▸ **Instructions to follow**
Retype each record shown below, leaving every character as it is.

▸ **Task data**
======

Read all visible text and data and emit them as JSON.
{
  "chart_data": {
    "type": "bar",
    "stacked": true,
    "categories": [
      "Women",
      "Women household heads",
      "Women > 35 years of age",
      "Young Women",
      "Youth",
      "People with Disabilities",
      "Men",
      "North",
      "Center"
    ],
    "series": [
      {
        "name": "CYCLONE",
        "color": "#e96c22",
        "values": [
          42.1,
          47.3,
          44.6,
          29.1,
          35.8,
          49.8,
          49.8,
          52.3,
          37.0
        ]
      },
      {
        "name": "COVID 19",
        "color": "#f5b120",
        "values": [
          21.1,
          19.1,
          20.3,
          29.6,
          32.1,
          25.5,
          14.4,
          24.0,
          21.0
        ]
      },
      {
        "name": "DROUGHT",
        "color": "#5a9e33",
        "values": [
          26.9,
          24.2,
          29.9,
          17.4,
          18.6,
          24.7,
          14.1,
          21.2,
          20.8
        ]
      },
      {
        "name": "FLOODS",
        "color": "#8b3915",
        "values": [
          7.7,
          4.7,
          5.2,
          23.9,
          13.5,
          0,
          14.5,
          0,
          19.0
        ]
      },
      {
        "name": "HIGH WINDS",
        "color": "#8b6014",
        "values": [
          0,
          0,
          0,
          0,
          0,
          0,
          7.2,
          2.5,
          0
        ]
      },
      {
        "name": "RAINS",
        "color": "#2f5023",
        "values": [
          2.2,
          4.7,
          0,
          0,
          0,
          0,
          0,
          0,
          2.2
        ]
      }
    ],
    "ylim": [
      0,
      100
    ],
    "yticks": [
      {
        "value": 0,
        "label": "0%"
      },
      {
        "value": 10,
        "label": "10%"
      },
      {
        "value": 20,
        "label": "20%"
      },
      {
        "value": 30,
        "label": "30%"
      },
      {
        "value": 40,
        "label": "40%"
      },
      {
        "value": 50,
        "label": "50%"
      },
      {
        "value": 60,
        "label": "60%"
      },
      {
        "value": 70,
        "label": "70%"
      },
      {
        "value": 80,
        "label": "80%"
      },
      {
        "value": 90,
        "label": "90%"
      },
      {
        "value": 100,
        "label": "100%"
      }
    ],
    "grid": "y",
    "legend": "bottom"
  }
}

======

▸ **Correct output**
Read all visible text and data and emit them as JSON.
{
  "chart_data": {
    "type": "bar",
    "stacked": true,
    "categories": [
      "Women",
      "Women household heads",
      "Women > 35 years of age",
      "Young Women",
      "Youth",
      "People with Disabilities",
      "Men",
      "North",
      "Center"
    ],
    "series": [
      {
        "name": "CYCLONE",
        "color": "#e96c22",
        "values": [
          42.1,
          47.3,
          44.6,
          29.1,
          35.8,
          49.8,
          49.8,
          52.3,
          37.0
        ]
      },
      {
        "name": "COVID 19",
        "color": "#f5b120",
        "values": [
          21.1,
          19.1,
          20.3,
          29.6,
          32.1,
          25.5,
          14.4,
          24.0,
          21.0
        ]
      },
      {
        "name": "DROUGHT",
        "color": "#5a9e33",
        "values": [
          26.9,
          24.2,
          29.9,
          17.4,
          18.6,
          24.7,
          14.1,
          21.2,
          20.8
        ]
      },
      {
        "name": "FLOODS",
        "color": "#8b3915",
        "values": [
          7.7,
          4.7,
          5.2,
          23.9,
          13.5,
          0,
          14.5,
          0,
          19.0
        ]
      },
      {
        "name": "HIGH WINDS",
        "color": "#8b6014",
        "values": [
          0,
          0,
          0,
          0,
          0,
          0,
          7.2,
          2.5,
          0
        ]
      },
      {
        "name": "RAINS",
        "color": "#2f5023",
        "values": [
          2.2,
          4.7,
          0,
          0,
          0,
          0,
          0,
          0,
          2.2
        ]
      }
    ],
    "ylim": [
      0,
      100
    ],
    "yticks": [
      {
        "value": 0,
        "label": "0%"
      },
      {
        "value": 10,
        "label": "10%"
      },
      {
        "value": 20,
        "label": "20%"
      },
      {
        "value": 30,
        "label": "30%"
      },
      {
        "value": 40,
        "label": "40%"
      },
      {
        "value": 50,
        "label": "50%"
      },
      {
        "value": 60,
        "label": "60%"
      },
      {
        "value": 70,
        "label": "70%"
      },
      {
        "value": 80,
        "label": "80%"
      },
      {
        "value": 90,
        "label": "90%"
      },
      {
        "value": 100,
        "label": "100%"
      }
    ],
    "grid": "y",
    "legend": "bottom"
  }
}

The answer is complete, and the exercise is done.